[BEGIN Raw data]
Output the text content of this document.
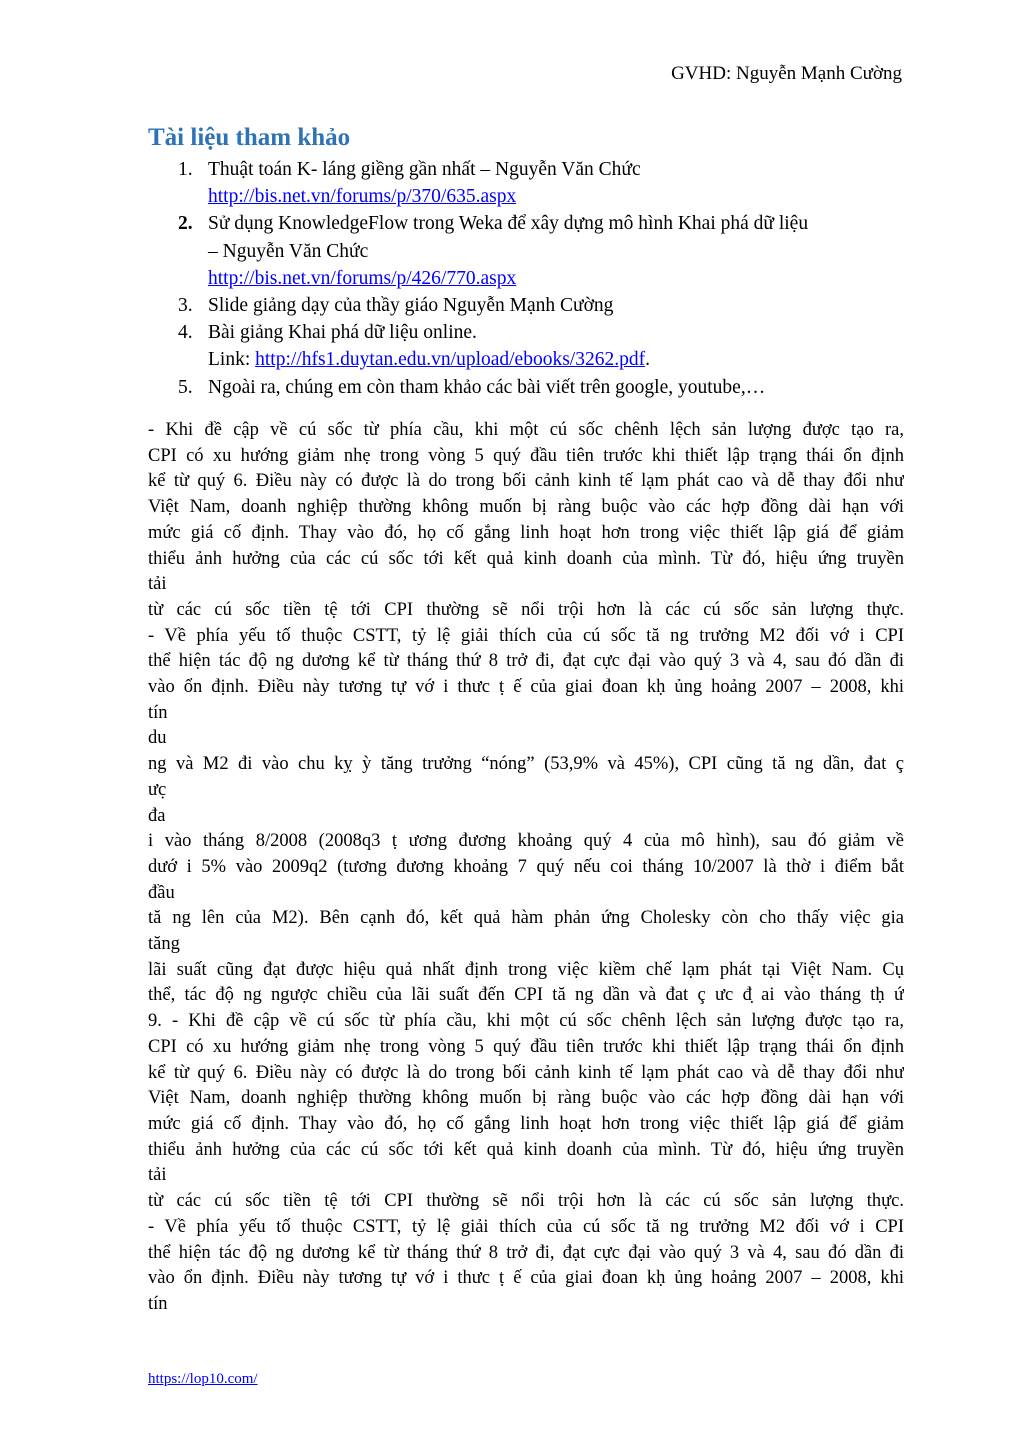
GVHD: Nguyễn Mạnh Cường
Tài liệu tham khảo
1. Thuật toán K- láng giềng gần nhất – Nguyễn Văn Chức
http://bis.net.vn/forums/p/370/635.aspx
2. Sử dụng KnowledgeFlow trong Weka để xây dựng mô hình Khai phá dữ liệu
– Nguyễn Văn Chức
http://bis.net.vn/forums/p/426/770.aspx
3. Slide giảng dạy của thầy giáo Nguyễn Mạnh Cường
4. Bài giảng Khai phá dữ liệu online.
Link: http://hfs1.duytan.edu.vn/upload/ebooks/3262.pdf.
5. Ngoài ra, chúng em còn tham khảo các bài viết trên google, youtube,…
- Khi đề cập về cú sốc từ phía cầu, khi một cú sốc chênh lệch sản lượng được tạo ra,
CPI có xu hướng giảm nhẹ trong vòng 5 quý đầu tiên trước khi thiết lập trạng thái ổn định
kể từ quý 6. Điều này có được là do trong bối cảnh kinh tế lạm phát cao và dễ thay đổi như
Việt Nam, doanh nghiệp thường không muốn bị ràng buộc vào các hợp đồng dài hạn với
mức giá cố định. Thay vào đó, họ cố gắng linh hoạt hơn trong việc thiết lập giá để giảm
thiểu ảnh hưởng của các cú sốc tới kết quả kinh doanh của mình. Từ đó, hiệu ứng truyền
tải
từ các cú sốc tiền tệ tới CPI thường sẽ nổi trội hơn là các cú sốc sản lượng thực.
- Về phía yếu tố thuộc CSTT, tỷ lệ giải thích của cú sốc tă ng trưởng M2 đối vớ i CPI
thể hiện tác độ ng dương kể từ tháng thứ 8 trở đi, đạt cực đại vào quý 3 và 4, sau đó dần đi
vào ổn định. Điều này tương tự vớ i thưc ṭ ế của giai đoan kḥ ủng hoảng 2007 – 2008, khi
tín
du
ng và M2 đi vào chu kỵ ỳ tăng trưởng “nóng” (53,9% và 45%), CPI cũng tă ng dần, đat ç
ưc̣
đa
i vào tháng 8/2008 (2008q3 ṭ ương đương khoảng quý 4 của mô hình), sau đó giảm về
dướ i 5% vào 2009q2 (tương đương khoảng 7 quý nếu coi tháng 10/2007 là thờ i điểm bắt
đầu
tă ng lên của M2). Bên cạnh đó, kết quả hàm phản ứng Cholesky còn cho thấy việc gia
tăng
lãi suất cũng đạt được hiệu quả nhất định trong việc kiềm chế lạm phát tại Việt Nam. Cụ
thể, tác độ ng ngược chiều của lãi suất đến CPI tă ng dần và đat ç ưc đ̣ ai vào tháng tḥ ứ
9. - Khi đề cập về cú sốc từ phía cầu, khi một cú sốc chênh lệch sản lượng được tạo ra,
CPI có xu hướng giảm nhẹ trong vòng 5 quý đầu tiên trước khi thiết lập trạng thái ổn định
kể từ quý 6. Điều này có được là do trong bối cảnh kinh tế lạm phát cao và dễ thay đổi như
Việt Nam, doanh nghiệp thường không muốn bị ràng buộc vào các hợp đồng dài hạn với
mức giá cố định. Thay vào đó, họ cố gắng linh hoạt hơn trong việc thiết lập giá để giảm
thiểu ảnh hưởng của các cú sốc tới kết quả kinh doanh của mình. Từ đó, hiệu ứng truyền
tải
từ các cú sốc tiền tệ tới CPI thường sẽ nổi trội hơn là các cú sốc sản lượng thực.
- Về phía yếu tố thuộc CSTT, tỷ lệ giải thích của cú sốc tă ng trưởng M2 đối vớ i CPI
thể hiện tác độ ng dương kể từ tháng thứ 8 trở đi, đạt cực đại vào quý 3 và 4, sau đó dần đi
vào ổn định. Điều này tương tự vớ i thưc ṭ ế của giai đoan kḥ ủng hoảng 2007 – 2008, khi
tín
https://lop10.com/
[END Raw data]
Given instruction: Work out the number of lines above that include the string "khoảng" and write only that number.

Solved exercise: 2